THE RECORDS
━━━━━━━━━━

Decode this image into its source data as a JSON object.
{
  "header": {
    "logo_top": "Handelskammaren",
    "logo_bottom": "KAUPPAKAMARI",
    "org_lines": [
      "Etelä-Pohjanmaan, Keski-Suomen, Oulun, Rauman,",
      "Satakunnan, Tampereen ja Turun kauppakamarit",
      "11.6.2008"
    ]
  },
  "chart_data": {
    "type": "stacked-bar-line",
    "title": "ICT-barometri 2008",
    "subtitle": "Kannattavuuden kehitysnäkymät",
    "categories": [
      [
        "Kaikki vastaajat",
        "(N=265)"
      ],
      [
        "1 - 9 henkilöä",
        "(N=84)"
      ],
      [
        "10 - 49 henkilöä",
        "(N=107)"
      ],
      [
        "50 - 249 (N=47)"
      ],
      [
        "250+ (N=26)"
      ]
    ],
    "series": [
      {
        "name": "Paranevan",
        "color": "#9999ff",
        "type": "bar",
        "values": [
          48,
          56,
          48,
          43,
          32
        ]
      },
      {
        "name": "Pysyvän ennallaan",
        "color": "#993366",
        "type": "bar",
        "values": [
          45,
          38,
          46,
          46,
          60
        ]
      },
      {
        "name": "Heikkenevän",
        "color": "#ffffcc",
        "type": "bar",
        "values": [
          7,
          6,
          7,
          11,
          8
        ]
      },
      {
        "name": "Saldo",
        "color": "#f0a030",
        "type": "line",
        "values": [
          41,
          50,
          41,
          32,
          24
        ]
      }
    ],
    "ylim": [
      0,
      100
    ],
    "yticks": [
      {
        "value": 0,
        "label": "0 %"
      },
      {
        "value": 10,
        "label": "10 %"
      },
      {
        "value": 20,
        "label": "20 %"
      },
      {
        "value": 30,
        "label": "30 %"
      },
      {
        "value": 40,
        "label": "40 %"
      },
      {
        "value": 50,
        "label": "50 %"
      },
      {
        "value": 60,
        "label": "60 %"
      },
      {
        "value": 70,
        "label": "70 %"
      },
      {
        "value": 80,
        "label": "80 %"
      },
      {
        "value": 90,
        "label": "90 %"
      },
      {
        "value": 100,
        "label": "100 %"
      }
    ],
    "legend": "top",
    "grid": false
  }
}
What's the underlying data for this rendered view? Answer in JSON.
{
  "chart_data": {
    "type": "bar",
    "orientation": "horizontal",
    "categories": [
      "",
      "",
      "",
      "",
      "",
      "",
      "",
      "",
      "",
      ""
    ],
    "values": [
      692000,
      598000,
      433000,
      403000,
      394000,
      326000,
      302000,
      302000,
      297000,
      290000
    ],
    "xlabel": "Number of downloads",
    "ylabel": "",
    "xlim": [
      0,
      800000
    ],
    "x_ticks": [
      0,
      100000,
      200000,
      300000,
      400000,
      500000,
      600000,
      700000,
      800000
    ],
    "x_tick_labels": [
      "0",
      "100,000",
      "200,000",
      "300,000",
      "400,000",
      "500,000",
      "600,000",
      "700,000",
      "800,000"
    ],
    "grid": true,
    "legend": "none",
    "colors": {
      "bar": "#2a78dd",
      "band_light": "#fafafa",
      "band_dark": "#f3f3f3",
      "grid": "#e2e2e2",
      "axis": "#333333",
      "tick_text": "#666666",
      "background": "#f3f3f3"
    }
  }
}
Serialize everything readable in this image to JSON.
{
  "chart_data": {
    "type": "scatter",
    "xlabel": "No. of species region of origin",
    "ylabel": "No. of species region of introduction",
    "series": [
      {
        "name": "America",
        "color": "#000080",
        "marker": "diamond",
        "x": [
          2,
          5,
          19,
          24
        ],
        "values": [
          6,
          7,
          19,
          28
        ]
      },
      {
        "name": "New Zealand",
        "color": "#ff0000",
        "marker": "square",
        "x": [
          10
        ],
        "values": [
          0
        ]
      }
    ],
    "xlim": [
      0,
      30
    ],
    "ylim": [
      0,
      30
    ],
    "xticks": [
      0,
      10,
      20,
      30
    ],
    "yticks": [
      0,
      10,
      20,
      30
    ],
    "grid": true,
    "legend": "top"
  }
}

━━━━━━━━━━

SHORT PROBLEM
In the entries above, count every line containing the word "image". Write only the total.

SOLUTION
2